--- start of THE RECORDS ---
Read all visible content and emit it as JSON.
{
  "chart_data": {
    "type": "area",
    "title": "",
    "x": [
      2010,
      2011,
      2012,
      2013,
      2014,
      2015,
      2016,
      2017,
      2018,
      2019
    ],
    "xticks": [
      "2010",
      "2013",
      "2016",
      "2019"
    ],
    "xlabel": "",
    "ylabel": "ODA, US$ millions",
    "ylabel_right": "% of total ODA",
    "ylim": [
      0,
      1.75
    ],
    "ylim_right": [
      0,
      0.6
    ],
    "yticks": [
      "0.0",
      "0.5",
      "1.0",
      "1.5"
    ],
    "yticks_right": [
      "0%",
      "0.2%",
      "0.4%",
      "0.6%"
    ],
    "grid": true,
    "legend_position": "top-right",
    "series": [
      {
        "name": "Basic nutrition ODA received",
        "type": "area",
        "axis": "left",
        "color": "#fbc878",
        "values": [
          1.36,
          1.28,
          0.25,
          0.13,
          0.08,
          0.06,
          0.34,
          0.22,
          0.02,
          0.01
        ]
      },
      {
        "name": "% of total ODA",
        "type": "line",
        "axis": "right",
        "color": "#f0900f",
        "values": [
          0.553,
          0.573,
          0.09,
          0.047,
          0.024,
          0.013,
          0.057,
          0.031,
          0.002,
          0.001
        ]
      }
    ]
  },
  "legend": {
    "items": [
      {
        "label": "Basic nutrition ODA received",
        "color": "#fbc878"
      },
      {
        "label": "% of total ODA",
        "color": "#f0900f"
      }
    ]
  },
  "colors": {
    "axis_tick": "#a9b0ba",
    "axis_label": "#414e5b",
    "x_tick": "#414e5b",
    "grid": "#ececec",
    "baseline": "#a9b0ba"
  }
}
--- end of THE RECORDS ---
▶ [SET PROBLEM]: Using the entries above, please restate each one word for word.

▶ [FULL RESPONSE]:
Read all visible content and emit it as JSON.
{
  "chart_data": {
    "type": "area",
    "title": "",
    "x": [
      2010,
      2011,
      2012,
      2013,
      2014,
      2015,
      2016,
      2017,
      2018,
      2019
    ],
    "xticks": [
      "2010",
      "2013",
      "2016",
      "2019"
    ],
    "xlabel": "",
    "ylabel": "ODA, US$ millions",
    "ylabel_right": "% of total ODA",
    "ylim": [
      0,
      1.75
    ],
    "ylim_right": [
      0,
      0.6
    ],
    "yticks": [
      "0.0",
      "0.5",
      "1.0",
      "1.5"
    ],
    "yticks_right": [
      "0%",
      "0.2%",
      "0.4%",
      "0.6%"
    ],
    "grid": true,
    "legend_position": "top-right",
    "series": [
      {
        "name": "Basic nutrition ODA received",
        "type": "area",
        "axis": "left",
        "color": "#fbc878",
        "values": [
          1.36,
          1.28,
          0.25,
          0.13,
          0.08,
          0.06,
          0.34,
          0.22,
          0.02,
          0.01
        ]
      },
      {
        "name": "% of total ODA",
        "type": "line",
        "axis": "right",
        "color": "#f0900f",
        "values": [
          0.553,
          0.573,
          0.09,
          0.047,
          0.024,
          0.013,
          0.057,
          0.031,
          0.002,
          0.001
        ]
      }
    ]
  },
  "legend": {
    "items": [
      {
        "label": "Basic nutrition ODA received",
        "color": "#fbc878"
      },
      {
        "label": "% of total ODA",
        "color": "#f0900f"
      }
    ]
  },
  "colors": {
    "axis_tick": "#a9b0ba",
    "axis_label": "#414e5b",
    "x_tick": "#414e5b",
    "grid": "#ececec",
    "baseline": "#a9b0ba"
  }
}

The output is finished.